- _Provided entries_:

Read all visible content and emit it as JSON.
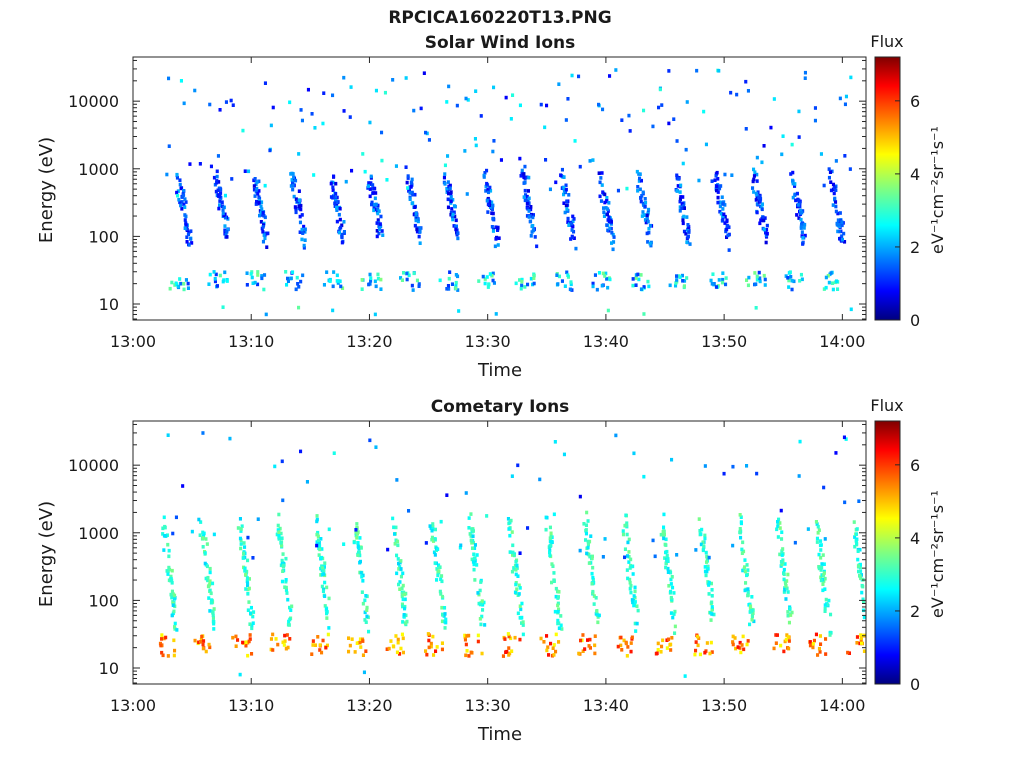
{
  "figure_title": "RPCICA160220T13.PNG",
  "colors": {
    "background": "#ffffff",
    "axis": "#262626",
    "colormap": [
      "#00007f",
      "#0000ff",
      "#0080ff",
      "#00ffff",
      "#80ff80",
      "#ffff00",
      "#ff8000",
      "#ff0000",
      "#7f0000"
    ]
  },
  "chart_data": [
    {
      "type": "heatmap",
      "title": "Solar Wind Ions",
      "xlabel": "Time",
      "ylabel": "Energy (eV)",
      "yscale": "log",
      "xticks": [
        "13:00",
        "13:10",
        "13:20",
        "13:30",
        "13:40",
        "13:50",
        "14:00"
      ],
      "yticks": [
        "10",
        "100",
        "1000",
        "10000"
      ],
      "colorbar": {
        "label": "Flux",
        "unit": "eV⁻¹cm⁻²sr⁻¹s⁻¹",
        "ticks": [
          "0",
          "2",
          "4",
          "6"
        ],
        "range": [
          0,
          7.2
        ]
      },
      "pattern": {
        "sweep_period_min": 3.25,
        "first_sweep_min": 3.6,
        "core_energy_eV": [
          90,
          750
        ],
        "core_flux": [
          0.6,
          2.2
        ],
        "low_band_eV": [
          16,
          30
        ],
        "low_band_flux": [
          1.2,
          3.6
        ],
        "scatter_density": 0.85
      }
    },
    {
      "type": "heatmap",
      "title": "Cometary Ions",
      "xlabel": "Time",
      "ylabel": "Energy (eV)",
      "yscale": "log",
      "xticks": [
        "13:00",
        "13:10",
        "13:20",
        "13:30",
        "13:40",
        "13:50",
        "14:00"
      ],
      "yticks": [
        "10",
        "100",
        "1000",
        "10000"
      ],
      "colorbar": {
        "label": "Flux",
        "unit": "eV⁻¹cm⁻²sr⁻¹s⁻¹",
        "ticks": [
          "0",
          "2",
          "4",
          "6"
        ],
        "range": [
          0,
          7.2
        ]
      },
      "pattern": {
        "sweep_period_min": 3.25,
        "first_sweep_min": 2.4,
        "core_energy_eV": [
          45,
          1400
        ],
        "core_flux": [
          2.4,
          3.6
        ],
        "low_band_eV": [
          15,
          32
        ],
        "low_band_flux": [
          4.4,
          6.3
        ],
        "scatter_density": 0.35
      }
    }
  ]
}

- _Required task_: Return the whole listing, word for word, and leave out every picture.

- _Answer for the task_:
Read all visible content and emit it as JSON.
{
  "figure_title": "RPCICA160220T13.PNG",
  "colors": {
    "background": "#ffffff",
    "axis": "#262626",
    "colormap": [
      "#00007f",
      "#0000ff",
      "#0080ff",
      "#00ffff",
      "#80ff80",
      "#ffff00",
      "#ff8000",
      "#ff0000",
      "#7f0000"
    ]
  },
  "chart_data": [
    {
      "type": "heatmap",
      "title": "Solar Wind Ions",
      "xlabel": "Time",
      "ylabel": "Energy (eV)",
      "yscale": "log",
      "xticks": [
        "13:00",
        "13:10",
        "13:20",
        "13:30",
        "13:40",
        "13:50",
        "14:00"
      ],
      "yticks": [
        "10",
        "100",
        "1000",
        "10000"
      ],
      "colorbar": {
        "label": "Flux",
        "unit": "eV⁻¹cm⁻²sr⁻¹s⁻¹",
        "ticks": [
          "0",
          "2",
          "4",
          "6"
        ],
        "range": [
          0,
          7.2
        ]
      },
      "pattern": {
        "sweep_period_min": 3.25,
        "first_sweep_min": 3.6,
        "core_energy_eV": [
          90,
          750
        ],
        "core_flux": [
          0.6,
          2.2
        ],
        "low_band_eV": [
          16,
          30
        ],
        "low_band_flux": [
          1.2,
          3.6
        ],
        "scatter_density": 0.85
      }
    },
    {
      "type": "heatmap",
      "title": "Cometary Ions",
      "xlabel": "Time",
      "ylabel": "Energy (eV)",
      "yscale": "log",
      "xticks": [
        "13:00",
        "13:10",
        "13:20",
        "13:30",
        "13:40",
        "13:50",
        "14:00"
      ],
      "yticks": [
        "10",
        "100",
        "1000",
        "10000"
      ],
      "colorbar": {
        "label": "Flux",
        "unit": "eV⁻¹cm⁻²sr⁻¹s⁻¹",
        "ticks": [
          "0",
          "2",
          "4",
          "6"
        ],
        "range": [
          0,
          7.2
        ]
      },
      "pattern": {
        "sweep_period_min": 3.25,
        "first_sweep_min": 2.4,
        "core_energy_eV": [
          45,
          1400
        ],
        "core_flux": [
          2.4,
          3.6
        ],
        "low_band_eV": [
          15,
          32
        ],
        "low_band_flux": [
          4.4,
          6.3
        ],
        "scatter_density": 0.35
      }
    }
  ]
}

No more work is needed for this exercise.